**Data entries:**
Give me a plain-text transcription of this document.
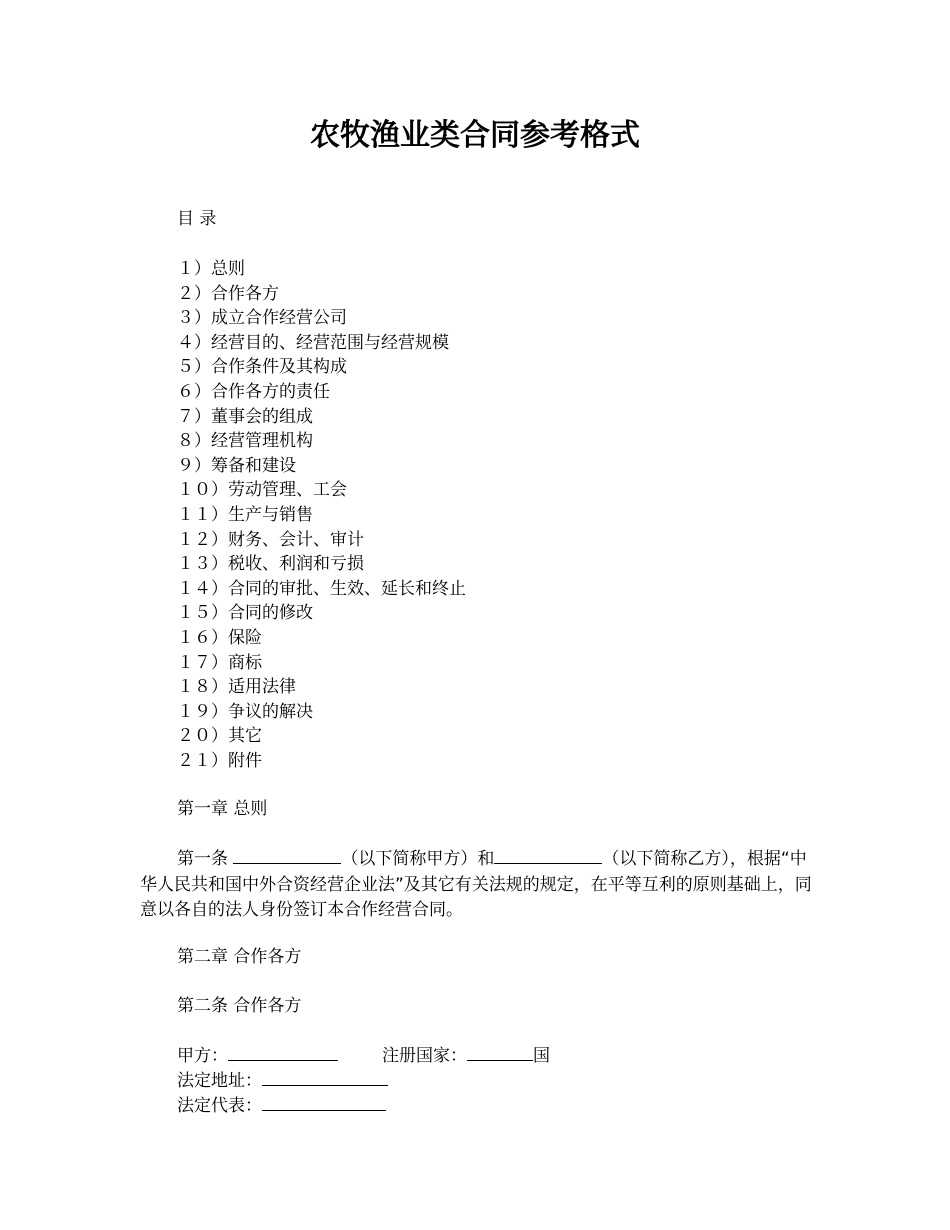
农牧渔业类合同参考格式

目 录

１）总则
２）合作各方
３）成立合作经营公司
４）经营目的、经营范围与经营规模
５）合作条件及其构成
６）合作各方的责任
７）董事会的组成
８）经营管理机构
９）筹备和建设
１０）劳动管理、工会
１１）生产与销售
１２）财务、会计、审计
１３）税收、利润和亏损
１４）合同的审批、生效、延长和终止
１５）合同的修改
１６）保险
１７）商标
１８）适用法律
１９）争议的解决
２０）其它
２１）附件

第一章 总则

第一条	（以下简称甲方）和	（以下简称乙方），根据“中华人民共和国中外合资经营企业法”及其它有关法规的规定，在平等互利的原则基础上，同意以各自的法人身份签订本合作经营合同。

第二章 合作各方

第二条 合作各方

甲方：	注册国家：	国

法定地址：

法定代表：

**DIRECTIONS FOR THIS TASK:**
Can you restate all the records above word for word while dropping the pictures?

**COMPLETE ANSWER:**
Give me a plain-text transcription of this document.
农牧渔业类合同参考格式

目 录

１）总则
２）合作各方
３）成立合作经营公司
４）经营目的、经营范围与经营规模
５）合作条件及其构成
６）合作各方的责任
７）董事会的组成
８）经营管理机构
９）筹备和建设
１０）劳动管理、工会
１１）生产与销售
１２）财务、会计、审计
１３）税收、利润和亏损
１４）合同的审批、生效、延长和终止
１５）合同的修改
１６）保险
１７）商标
１８）适用法律
１９）争议的解决
２０）其它
２１）附件

第一章 总则

第一条	（以下简称甲方）和	（以下简称乙方），根据“中华人民共和国中外合资经营企业法”及其它有关法规的规定，在平等互利的原则基础上，同意以各自的法人身份签订本合作经营合同。

第二章 合作各方

第二条 合作各方

甲方：	注册国家：	国

法定地址：

法定代表：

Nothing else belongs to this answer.